### What to do
Locate each line of the material that contains "tramitación", then return it.

### Supplied information
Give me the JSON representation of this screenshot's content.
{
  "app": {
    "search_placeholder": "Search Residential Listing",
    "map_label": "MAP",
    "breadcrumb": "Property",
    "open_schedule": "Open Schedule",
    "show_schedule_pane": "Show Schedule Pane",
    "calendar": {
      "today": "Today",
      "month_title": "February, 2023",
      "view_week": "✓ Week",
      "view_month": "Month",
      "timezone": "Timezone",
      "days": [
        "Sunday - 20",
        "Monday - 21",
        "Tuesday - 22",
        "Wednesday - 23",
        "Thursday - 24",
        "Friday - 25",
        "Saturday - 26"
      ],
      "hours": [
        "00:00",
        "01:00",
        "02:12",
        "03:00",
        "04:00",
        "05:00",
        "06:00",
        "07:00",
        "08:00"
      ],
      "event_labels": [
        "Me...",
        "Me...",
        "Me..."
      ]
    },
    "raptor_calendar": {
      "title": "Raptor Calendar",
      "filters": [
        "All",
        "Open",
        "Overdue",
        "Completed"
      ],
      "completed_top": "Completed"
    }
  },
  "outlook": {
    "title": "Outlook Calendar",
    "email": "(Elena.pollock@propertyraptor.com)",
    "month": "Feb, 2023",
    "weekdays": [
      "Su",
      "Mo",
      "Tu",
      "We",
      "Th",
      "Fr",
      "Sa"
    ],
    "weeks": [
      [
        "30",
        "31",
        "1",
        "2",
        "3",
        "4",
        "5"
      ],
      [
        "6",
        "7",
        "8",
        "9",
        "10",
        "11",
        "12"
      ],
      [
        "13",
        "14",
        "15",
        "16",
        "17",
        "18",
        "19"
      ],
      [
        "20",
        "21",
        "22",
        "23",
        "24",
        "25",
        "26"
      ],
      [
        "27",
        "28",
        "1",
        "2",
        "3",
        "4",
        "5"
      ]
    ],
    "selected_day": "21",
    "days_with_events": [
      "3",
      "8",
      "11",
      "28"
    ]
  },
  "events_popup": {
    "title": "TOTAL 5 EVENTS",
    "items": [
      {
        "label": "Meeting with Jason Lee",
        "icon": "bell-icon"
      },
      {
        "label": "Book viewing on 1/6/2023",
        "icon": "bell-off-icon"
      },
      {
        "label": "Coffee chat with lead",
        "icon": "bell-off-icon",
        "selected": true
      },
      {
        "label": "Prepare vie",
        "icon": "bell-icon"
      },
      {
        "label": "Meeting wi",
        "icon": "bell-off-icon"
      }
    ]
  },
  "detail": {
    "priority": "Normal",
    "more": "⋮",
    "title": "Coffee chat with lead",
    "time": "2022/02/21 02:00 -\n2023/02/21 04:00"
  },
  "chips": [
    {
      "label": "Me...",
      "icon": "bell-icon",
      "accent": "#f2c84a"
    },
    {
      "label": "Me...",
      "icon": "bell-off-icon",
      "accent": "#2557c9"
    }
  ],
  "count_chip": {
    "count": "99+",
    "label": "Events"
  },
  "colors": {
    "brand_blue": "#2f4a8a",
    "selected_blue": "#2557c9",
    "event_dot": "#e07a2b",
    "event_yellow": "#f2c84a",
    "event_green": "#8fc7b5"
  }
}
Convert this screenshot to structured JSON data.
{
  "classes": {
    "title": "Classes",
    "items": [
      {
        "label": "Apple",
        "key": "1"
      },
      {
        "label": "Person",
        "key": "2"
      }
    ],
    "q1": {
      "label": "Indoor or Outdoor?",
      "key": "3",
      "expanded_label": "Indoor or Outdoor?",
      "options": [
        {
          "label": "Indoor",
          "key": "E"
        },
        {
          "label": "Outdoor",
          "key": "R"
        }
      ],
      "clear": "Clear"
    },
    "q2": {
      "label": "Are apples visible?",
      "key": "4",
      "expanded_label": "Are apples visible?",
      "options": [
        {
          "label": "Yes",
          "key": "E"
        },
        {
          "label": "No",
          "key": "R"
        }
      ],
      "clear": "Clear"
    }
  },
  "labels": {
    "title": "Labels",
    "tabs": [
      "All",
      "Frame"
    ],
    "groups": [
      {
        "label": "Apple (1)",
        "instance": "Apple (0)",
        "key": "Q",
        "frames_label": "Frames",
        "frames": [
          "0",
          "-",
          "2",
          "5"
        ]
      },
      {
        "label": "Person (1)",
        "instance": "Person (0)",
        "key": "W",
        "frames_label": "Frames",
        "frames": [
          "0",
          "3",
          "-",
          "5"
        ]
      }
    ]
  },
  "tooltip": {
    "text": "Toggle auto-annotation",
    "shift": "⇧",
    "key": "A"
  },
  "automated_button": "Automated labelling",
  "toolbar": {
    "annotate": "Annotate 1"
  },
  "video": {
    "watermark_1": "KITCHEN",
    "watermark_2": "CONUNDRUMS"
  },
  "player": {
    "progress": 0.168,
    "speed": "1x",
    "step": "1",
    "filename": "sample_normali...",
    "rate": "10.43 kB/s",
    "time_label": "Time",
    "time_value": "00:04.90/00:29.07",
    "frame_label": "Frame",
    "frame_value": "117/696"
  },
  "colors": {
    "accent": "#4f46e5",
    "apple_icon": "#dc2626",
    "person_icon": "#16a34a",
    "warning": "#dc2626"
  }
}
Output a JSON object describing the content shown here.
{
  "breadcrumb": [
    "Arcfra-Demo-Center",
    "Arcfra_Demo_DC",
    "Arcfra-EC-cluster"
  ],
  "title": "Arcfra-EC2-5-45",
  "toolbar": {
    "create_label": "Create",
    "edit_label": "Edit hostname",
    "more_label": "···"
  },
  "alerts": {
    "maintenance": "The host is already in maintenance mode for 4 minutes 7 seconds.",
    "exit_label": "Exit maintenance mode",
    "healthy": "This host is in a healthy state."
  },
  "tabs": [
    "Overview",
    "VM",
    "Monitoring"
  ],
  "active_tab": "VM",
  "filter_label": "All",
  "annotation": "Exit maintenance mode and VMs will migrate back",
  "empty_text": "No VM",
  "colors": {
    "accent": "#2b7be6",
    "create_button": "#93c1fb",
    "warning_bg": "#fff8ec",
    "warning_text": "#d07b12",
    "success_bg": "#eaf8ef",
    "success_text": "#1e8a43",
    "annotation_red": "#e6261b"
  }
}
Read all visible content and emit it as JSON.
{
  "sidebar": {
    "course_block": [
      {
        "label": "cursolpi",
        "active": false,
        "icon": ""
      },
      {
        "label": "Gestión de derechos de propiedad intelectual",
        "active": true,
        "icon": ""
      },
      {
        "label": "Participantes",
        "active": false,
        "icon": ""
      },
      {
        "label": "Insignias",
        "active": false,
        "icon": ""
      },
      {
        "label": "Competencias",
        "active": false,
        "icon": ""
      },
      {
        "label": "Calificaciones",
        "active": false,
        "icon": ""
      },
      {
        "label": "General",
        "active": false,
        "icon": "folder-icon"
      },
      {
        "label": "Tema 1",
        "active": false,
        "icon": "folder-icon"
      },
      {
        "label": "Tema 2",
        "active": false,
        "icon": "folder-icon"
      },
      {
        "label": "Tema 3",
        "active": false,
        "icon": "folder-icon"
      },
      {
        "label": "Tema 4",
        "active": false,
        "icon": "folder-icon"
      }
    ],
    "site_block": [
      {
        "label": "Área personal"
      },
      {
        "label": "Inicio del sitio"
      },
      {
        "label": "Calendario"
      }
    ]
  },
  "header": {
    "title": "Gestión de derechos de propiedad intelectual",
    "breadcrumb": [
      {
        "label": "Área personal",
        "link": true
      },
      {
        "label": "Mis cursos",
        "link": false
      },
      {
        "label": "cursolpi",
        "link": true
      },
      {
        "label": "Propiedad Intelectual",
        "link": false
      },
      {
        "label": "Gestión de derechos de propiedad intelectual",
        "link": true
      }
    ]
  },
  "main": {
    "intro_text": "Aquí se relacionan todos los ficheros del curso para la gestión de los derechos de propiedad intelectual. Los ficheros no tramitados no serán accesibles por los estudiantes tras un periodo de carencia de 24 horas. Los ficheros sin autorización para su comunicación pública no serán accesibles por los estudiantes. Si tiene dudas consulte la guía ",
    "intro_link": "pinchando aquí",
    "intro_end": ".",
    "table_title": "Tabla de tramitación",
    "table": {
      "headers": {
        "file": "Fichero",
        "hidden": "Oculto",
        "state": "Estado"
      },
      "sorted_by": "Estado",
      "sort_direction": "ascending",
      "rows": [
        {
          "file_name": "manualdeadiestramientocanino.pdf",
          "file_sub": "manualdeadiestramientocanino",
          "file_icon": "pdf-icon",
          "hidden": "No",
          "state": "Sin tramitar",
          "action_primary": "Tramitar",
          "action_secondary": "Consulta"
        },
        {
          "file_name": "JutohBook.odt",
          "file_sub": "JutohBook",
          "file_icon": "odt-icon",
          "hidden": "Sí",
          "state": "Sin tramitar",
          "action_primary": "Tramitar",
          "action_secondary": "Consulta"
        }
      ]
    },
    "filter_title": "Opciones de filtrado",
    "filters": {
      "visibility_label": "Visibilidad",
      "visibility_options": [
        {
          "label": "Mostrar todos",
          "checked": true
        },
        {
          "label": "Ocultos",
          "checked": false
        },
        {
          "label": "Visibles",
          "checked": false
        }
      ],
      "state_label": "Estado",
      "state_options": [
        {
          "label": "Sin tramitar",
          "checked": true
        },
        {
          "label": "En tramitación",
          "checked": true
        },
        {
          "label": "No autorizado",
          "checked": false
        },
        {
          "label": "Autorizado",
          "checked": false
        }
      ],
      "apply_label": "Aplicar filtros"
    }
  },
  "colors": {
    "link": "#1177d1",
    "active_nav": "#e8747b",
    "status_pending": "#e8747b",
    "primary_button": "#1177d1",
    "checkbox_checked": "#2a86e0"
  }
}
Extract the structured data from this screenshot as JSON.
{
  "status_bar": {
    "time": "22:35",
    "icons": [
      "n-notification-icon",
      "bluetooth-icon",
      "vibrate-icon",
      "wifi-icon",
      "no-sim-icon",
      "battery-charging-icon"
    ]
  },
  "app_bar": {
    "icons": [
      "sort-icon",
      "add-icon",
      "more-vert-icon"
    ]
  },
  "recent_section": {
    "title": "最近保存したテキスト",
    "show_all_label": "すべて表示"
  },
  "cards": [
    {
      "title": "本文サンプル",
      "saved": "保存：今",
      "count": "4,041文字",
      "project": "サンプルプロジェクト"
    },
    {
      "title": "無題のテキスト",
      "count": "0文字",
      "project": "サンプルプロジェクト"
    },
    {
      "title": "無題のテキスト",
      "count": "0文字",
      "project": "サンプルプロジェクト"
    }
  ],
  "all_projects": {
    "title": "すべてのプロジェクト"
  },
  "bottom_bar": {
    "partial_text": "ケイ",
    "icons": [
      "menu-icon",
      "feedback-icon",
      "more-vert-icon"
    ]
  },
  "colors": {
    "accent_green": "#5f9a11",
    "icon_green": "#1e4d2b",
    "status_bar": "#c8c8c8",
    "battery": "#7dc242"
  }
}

### Reply
    "table_title": "Tabla de tramitación",
          "label": "En tramitación",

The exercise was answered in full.